*Directions*: Say how many lines include "持这种观点的人认为", with no words around the number.

::: Records for the task :::

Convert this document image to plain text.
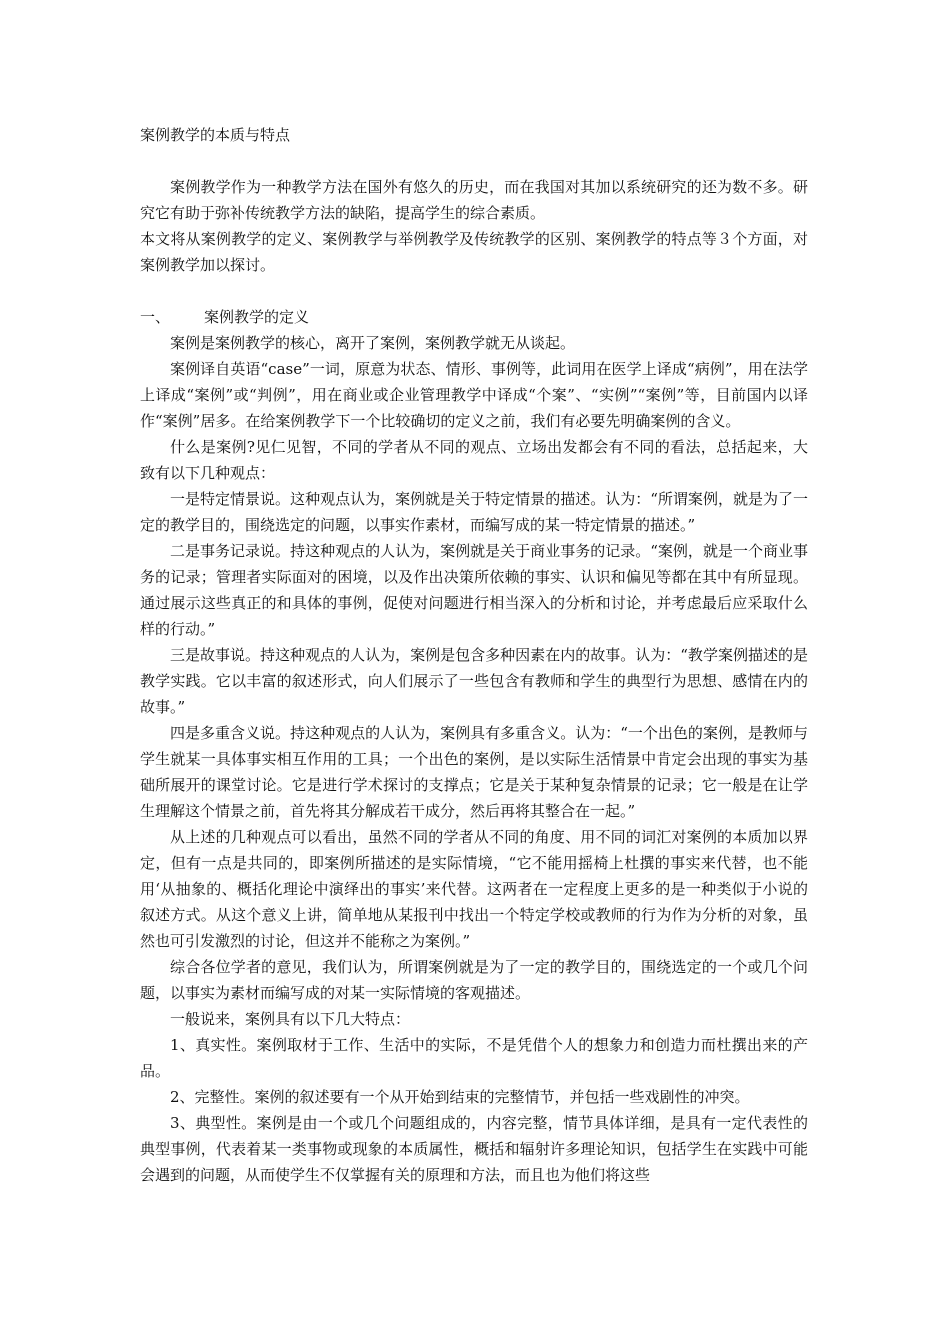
案例教学的本质与特点

案例教学作为一种教学方法在国外有悠久的历史，而在我国对其加以系统研究的还为数不多。研究它有助于弥补传统教学方法的缺陷，提高学生的综合素质。

本文将从案例教学的定义、案例教学与举例教学及传统教学的区别、案例教学的特点等３个方面，对案例教学加以探讨。

一、	案例教学的定义

案例是案例教学的核心，离开了案例，案例教学就无从谈起。

案例译自英语“case”一词，原意为状态、情形、事例等，此词用在医学上译成“病例”，用在法学上译成“案例”或“判例”，用在商业或企业管理教学中译成“个案”、“实例”“案例”等，目前国内以译作“案例”居多。在给案例教学下一个比较确切的定义之前，我们有必要先明确案例的含义。

什么是案例?见仁见智，不同的学者从不同的观点、立场出发都会有不同的看法，总括起来，大致有以下几种观点：

一是特定情景说。这种观点认为，案例就是关于特定情景的描述。认为：“所谓案例，就是为了一定的教学目的，围绕选定的问题，以事实作素材，而编写成的某一特定情景的描述。”

二是事务记录说。持这种观点的人认为，案例就是关于商业事务的记录。“案例，就是一个商业事务的记录；管理者实际面对的困境，以及作出决策所依赖的事实、认识和偏见等都在其中有所显现。通过展示这些真正的和具体的事例，促使对问题进行相当深入的分析和讨论，并考虑最后应采取什么样的行动。”

三是故事说。持这种观点的人认为，案例是包含多种因素在内的故事。认为：“教学案例描述的是教学实践。它以丰富的叙述形式，向人们展示了一些包含有教师和学生的典型行为思想、感情在内的故事。”

四是多重含义说。持这种观点的人认为，案例具有多重含义。认为：“一个出色的案例，是教师与学生就某一具体事实相互作用的工具；一个出色的案例，是以实际生活情景中肯定会出现的事实为基础所展开的课堂讨论。它是进行学术探讨的支撑点；它是关于某种复杂情景的记录；它一般是在让学生理解这个情景之前，首先将其分解成若干成分，然后再将其整合在一起。”

从上述的几种观点可以看出，虽然不同的学者从不同的角度、用不同的词汇对案例的本质加以界定，但有一点是共同的，即案例所描述的是实际情境，“它不能用摇椅上杜撰的事实来代替，也不能用‘从抽象的、概括化理论中演绎出的事实’来代替。这两者在一定程度上更多的是一种类似于小说的叙述方式。从这个意义上讲，简单地从某报刊中找出一个特定学校或教师的行为作为分析的对象，虽然也可引发激烈的讨论，但这并不能称之为案例。”

综合各位学者的意见，我们认为，所谓案例就是为了一定的教学目的，围绕选定的一个或几个问题，以事实为素材而编写成的对某一实际情境的客观描述。

一般说来，案例具有以下几大特点：

1、真实性。案例取材于工作、生活中的实际，不是凭借个人的想象力和创造力而杜撰出来的产品。

2、完整性。案例的叙述要有一个从开始到结束的完整情节，并包括一些戏剧性的冲突。

3、典型性。案例是由一个或几个问题组成的，内容完整，情节具体详细，是具有一定代表性的典型事例，代表着某一类事物或现象的本质属性，概括和辐射许多理论知识，包括学生在实践中可能会遇到的问题，从而使学生不仅掌握有关的原理和方法，而且也为他们将这些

:::

*Solution to this exercise*: 3